▶ Objective
The records below hold pictures; please leave those out and retype the rest exactly.

▶ Entries provided
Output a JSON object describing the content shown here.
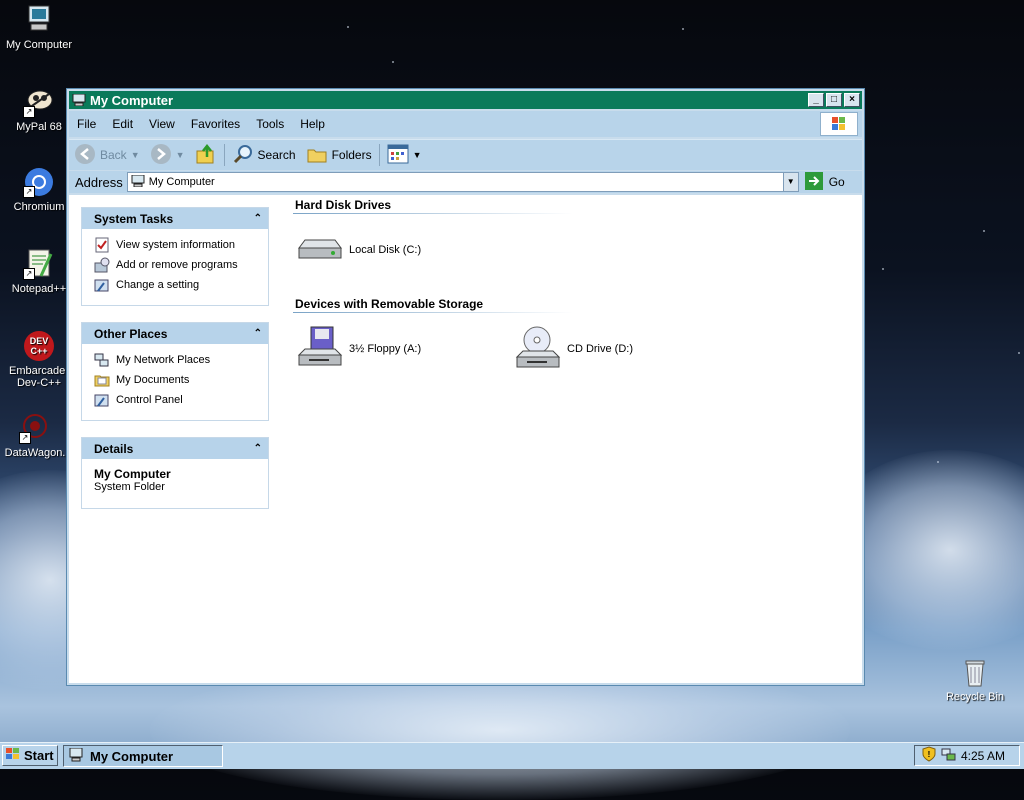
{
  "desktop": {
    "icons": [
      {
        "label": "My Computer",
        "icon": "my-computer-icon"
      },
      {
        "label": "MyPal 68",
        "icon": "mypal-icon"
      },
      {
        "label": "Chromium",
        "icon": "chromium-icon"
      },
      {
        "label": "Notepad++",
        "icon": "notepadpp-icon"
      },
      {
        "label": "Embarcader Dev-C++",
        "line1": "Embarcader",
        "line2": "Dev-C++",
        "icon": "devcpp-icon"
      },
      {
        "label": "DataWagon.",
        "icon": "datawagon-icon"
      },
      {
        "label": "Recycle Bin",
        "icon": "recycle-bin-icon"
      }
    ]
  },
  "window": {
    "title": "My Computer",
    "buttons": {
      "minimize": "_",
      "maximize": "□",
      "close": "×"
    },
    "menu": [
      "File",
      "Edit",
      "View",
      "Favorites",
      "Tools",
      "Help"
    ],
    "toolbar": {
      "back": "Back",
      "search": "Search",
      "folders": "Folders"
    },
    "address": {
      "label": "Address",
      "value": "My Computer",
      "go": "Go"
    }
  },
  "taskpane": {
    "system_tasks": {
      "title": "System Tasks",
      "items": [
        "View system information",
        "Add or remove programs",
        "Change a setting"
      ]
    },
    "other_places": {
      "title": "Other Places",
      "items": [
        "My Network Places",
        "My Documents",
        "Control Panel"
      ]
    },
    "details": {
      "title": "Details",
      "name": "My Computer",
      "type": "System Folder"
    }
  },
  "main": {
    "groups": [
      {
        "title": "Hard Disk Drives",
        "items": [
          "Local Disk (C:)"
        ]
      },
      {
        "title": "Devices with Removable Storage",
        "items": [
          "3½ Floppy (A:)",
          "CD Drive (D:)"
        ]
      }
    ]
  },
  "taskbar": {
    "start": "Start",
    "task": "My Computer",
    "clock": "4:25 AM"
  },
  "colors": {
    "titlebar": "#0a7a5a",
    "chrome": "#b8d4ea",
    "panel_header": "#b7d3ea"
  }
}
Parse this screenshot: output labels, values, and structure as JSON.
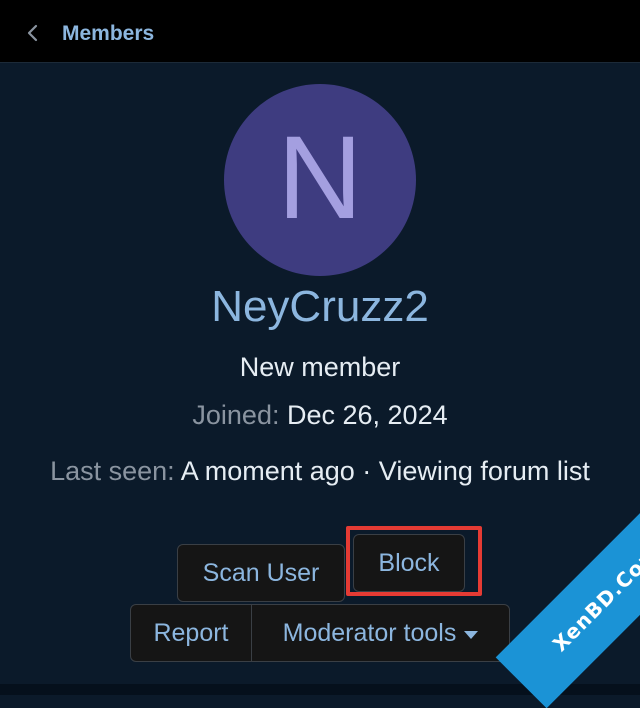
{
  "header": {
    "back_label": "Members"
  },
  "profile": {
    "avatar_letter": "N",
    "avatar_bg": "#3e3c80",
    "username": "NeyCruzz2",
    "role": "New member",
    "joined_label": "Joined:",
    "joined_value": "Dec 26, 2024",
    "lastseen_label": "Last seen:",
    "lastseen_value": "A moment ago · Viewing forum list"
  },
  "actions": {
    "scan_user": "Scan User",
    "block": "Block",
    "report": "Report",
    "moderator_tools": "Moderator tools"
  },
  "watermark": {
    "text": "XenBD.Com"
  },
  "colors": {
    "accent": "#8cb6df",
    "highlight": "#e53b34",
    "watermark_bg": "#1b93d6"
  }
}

▶ Final result
Output a JSON object describing the content shown here.
{
  "desktop": {
    "icons": [
      {
        "label": "My Computer",
        "icon": "my-computer-icon"
      },
      {
        "label": "MyPal 68",
        "icon": "mypal-icon"
      },
      {
        "label": "Chromium",
        "icon": "chromium-icon"
      },
      {
        "label": "Notepad++",
        "icon": "notepadpp-icon"
      },
      {
        "label": "Embarcader Dev-C++",
        "line1": "Embarcader",
        "line2": "Dev-C++",
        "icon": "devcpp-icon"
      },
      {
        "label": "DataWagon.",
        "icon": "datawagon-icon"
      },
      {
        "label": "Recycle Bin",
        "icon": "recycle-bin-icon"
      }
    ]
  },
  "window": {
    "title": "My Computer",
    "buttons": {
      "minimize": "_",
      "maximize": "□",
      "close": "×"
    },
    "menu": [
      "File",
      "Edit",
      "View",
      "Favorites",
      "Tools",
      "Help"
    ],
    "toolbar": {
      "back": "Back",
      "search": "Search",
      "folders": "Folders"
    },
    "address": {
      "label": "Address",
      "value": "My Computer",
      "go": "Go"
    }
  },
  "taskpane": {
    "system_tasks": {
      "title": "System Tasks",
      "items": [
        "View system information",
        "Add or remove programs",
        "Change a setting"
      ]
    },
    "other_places": {
      "title": "Other Places",
      "items": [
        "My Network Places",
        "My Documents",
        "Control Panel"
      ]
    },
    "details": {
      "title": "Details",
      "name": "My Computer",
      "type": "System Folder"
    }
  },
  "main": {
    "groups": [
      {
        "title": "Hard Disk Drives",
        "items": [
          "Local Disk (C:)"
        ]
      },
      {
        "title": "Devices with Removable Storage",
        "items": [
          "3½ Floppy (A:)",
          "CD Drive (D:)"
        ]
      }
    ]
  },
  "taskbar": {
    "start": "Start",
    "task": "My Computer",
    "clock": "4:25 AM"
  },
  "colors": {
    "titlebar": "#0a7a5a",
    "chrome": "#b8d4ea",
    "panel_header": "#b7d3ea"
  }
}
Parse this screenshot: output labels, values, and structure as JSON.
{
  "header": {
    "back_label": "Members"
  },
  "profile": {
    "avatar_letter": "N",
    "avatar_bg": "#3e3c80",
    "username": "NeyCruzz2",
    "role": "New member",
    "joined_label": "Joined:",
    "joined_value": "Dec 26, 2024",
    "lastseen_label": "Last seen:",
    "lastseen_value": "A moment ago · Viewing forum list"
  },
  "actions": {
    "scan_user": "Scan User",
    "block": "Block",
    "report": "Report",
    "moderator_tools": "Moderator tools"
  },
  "watermark": {
    "text": "XenBD.Com"
  },
  "colors": {
    "accent": "#8cb6df",
    "highlight": "#e53b34",
    "watermark_bg": "#1b93d6"
  }
}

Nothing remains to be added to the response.